## [RECORDS SHOWN]
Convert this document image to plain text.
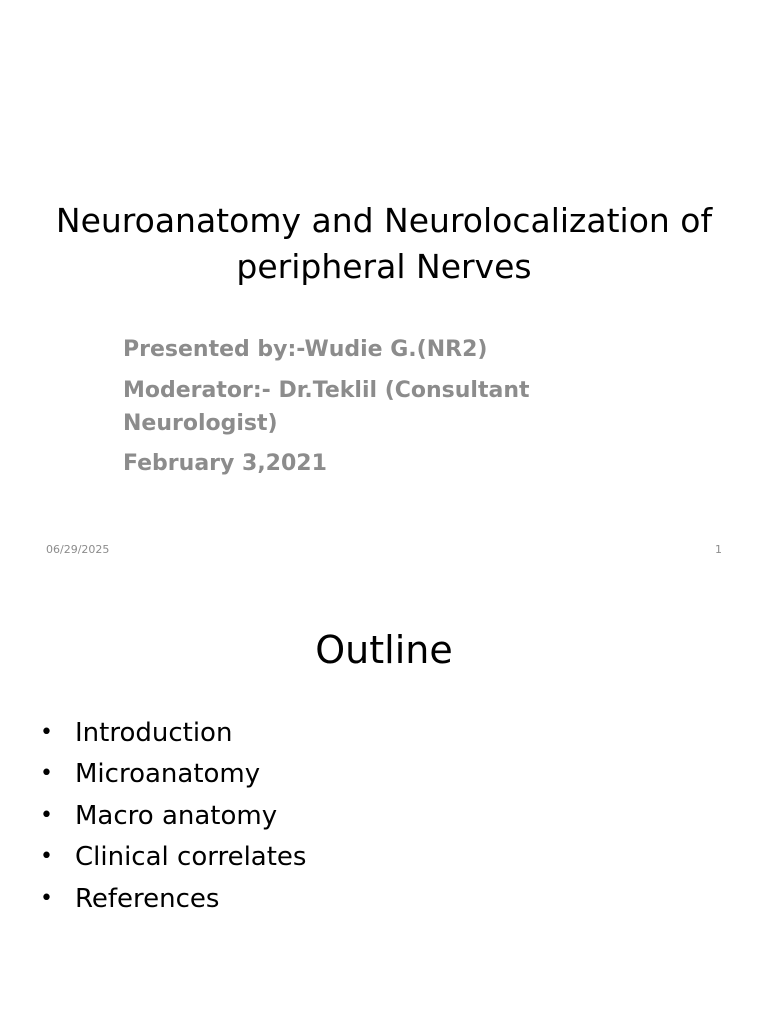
Neuroanatomy and Neurolocalization of peripheral Nerves
Presented by:-Wudie G.(NR2)
Moderator:- Dr.Teklil (Consultant Neurologist)
February 3,2021
06/29/2025	1
Outline
• Introduction
• Microanatomy
• Macro anatomy
• Clinical correlates
• References
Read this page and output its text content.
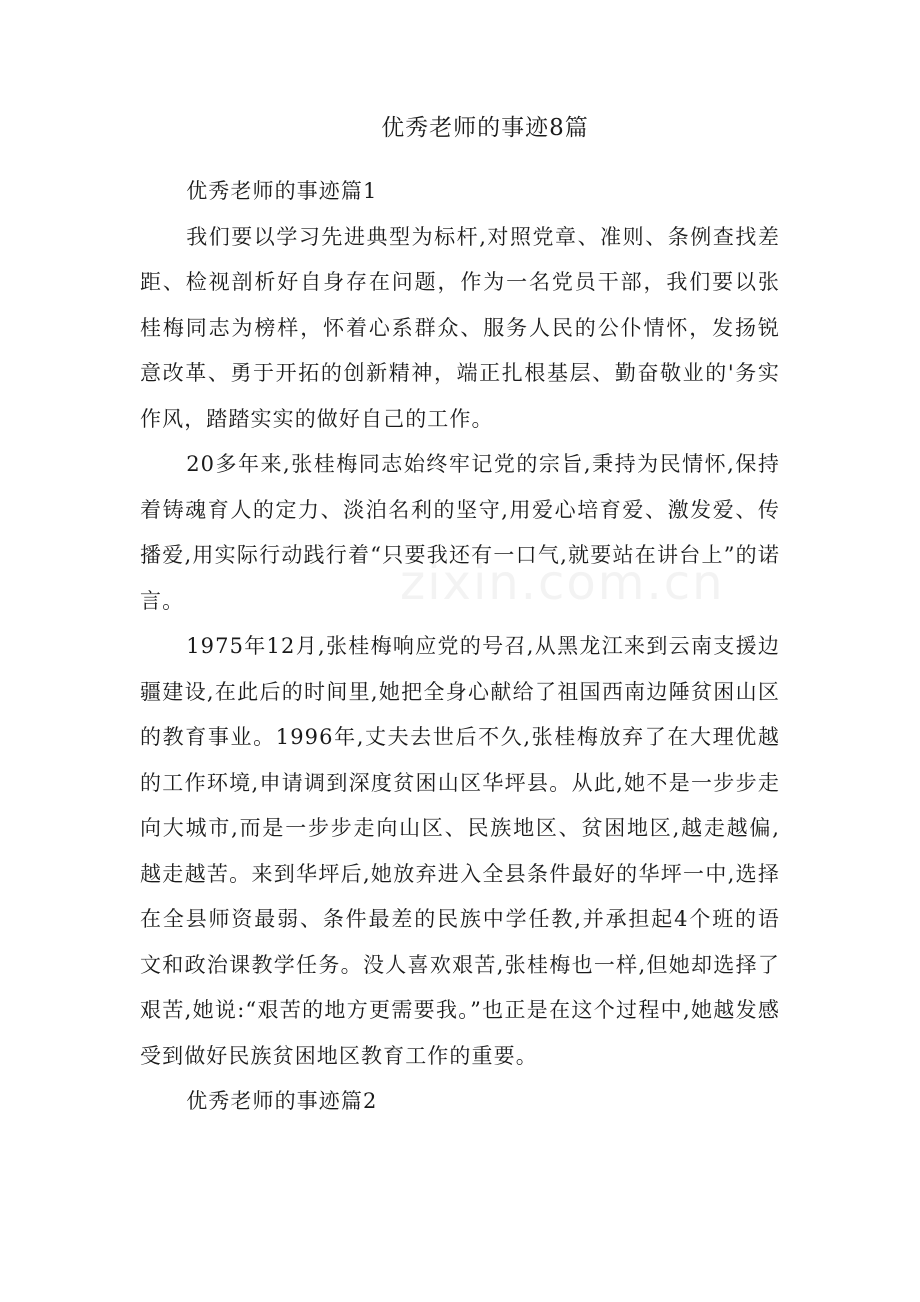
zixin.com.cn
优秀老师的事迹8篇

优秀老师的事迹篇1

我们要以学习先进典型为标杆,对照党章、准则、条例查找差距、检视剖析好自身存在问题，作为一名党员干部，我们要以张桂梅同志为榜样，怀着心系群众、服务人民的公仆情怀，发扬锐意改革、勇于开拓的创新精神，端正扎根基层、勤奋敬业的'务实作风，踏踏实实的做好自己的工作。

20多年来,张桂梅同志始终牢记党的宗旨,秉持为民情怀,保持着铸魂育人的定力、淡泊名利的坚守,用爱心培育爱、激发爱、传播爱,用实际行动践行着“只要我还有一口气,就要站在讲台上”的诺言。

1975年12月,张桂梅响应党的号召,从黑龙江来到云南支援边疆建设,在此后的时间里,她把全身心献给了祖国西南边陲贫困山区的教育事业。1996年,丈夫去世后不久,张桂梅放弃了在大理优越的工作环境,申请调到深度贫困山区华坪县。从此,她不是一步步走向大城市,而是一步步走向山区、民族地区、贫困地区,越走越偏,越走越苦。来到华坪后,她放弃进入全县条件最好的华坪一中,选择在全县师资最弱、条件最差的民族中学任教,并承担起4个班的语文和政治课教学任务。没人喜欢艰苦,张桂梅也一样,但她却选择了艰苦,她说:“艰苦的地方更需要我。”也正是在这个过程中,她越发感受到做好民族贫困地区教育工作的重要。

优秀老师的事迹篇2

## [EXERCISE]
Quote the entries above word for word. Leave the images out.

## [PROBLEM SOLUTION]
Convert this document image to plain text.
Neuroanatomy and Neurolocalization of peripheral Nerves
Presented by:-Wudie G.(NR2)
Moderator:- Dr.Teklil (Consultant Neurologist)
February 3,2021
06/29/2025	1
Outline
• Introduction
• Microanatomy
• Macro anatomy
• Clinical correlates
• References
Read this page and output its text content.
zixin.com.cn
优秀老师的事迹8篇

优秀老师的事迹篇1

我们要以学习先进典型为标杆,对照党章、准则、条例查找差距、检视剖析好自身存在问题，作为一名党员干部，我们要以张桂梅同志为榜样，怀着心系群众、服务人民的公仆情怀，发扬锐意改革、勇于开拓的创新精神，端正扎根基层、勤奋敬业的'务实作风，踏踏实实的做好自己的工作。

20多年来,张桂梅同志始终牢记党的宗旨,秉持为民情怀,保持着铸魂育人的定力、淡泊名利的坚守,用爱心培育爱、激发爱、传播爱,用实际行动践行着“只要我还有一口气,就要站在讲台上”的诺言。

1975年12月,张桂梅响应党的号召,从黑龙江来到云南支援边疆建设,在此后的时间里,她把全身心献给了祖国西南边陲贫困山区的教育事业。1996年,丈夫去世后不久,张桂梅放弃了在大理优越的工作环境,申请调到深度贫困山区华坪县。从此,她不是一步步走向大城市,而是一步步走向山区、民族地区、贫困地区,越走越偏,越走越苦。来到华坪后,她放弃进入全县条件最好的华坪一中,选择在全县师资最弱、条件最差的民族中学任教,并承担起4个班的语文和政治课教学任务。没人喜欢艰苦,张桂梅也一样,但她却选择了艰苦,她说:“艰苦的地方更需要我。”也正是在这个过程中,她越发感受到做好民族贫困地区教育工作的重要。

优秀老师的事迹篇2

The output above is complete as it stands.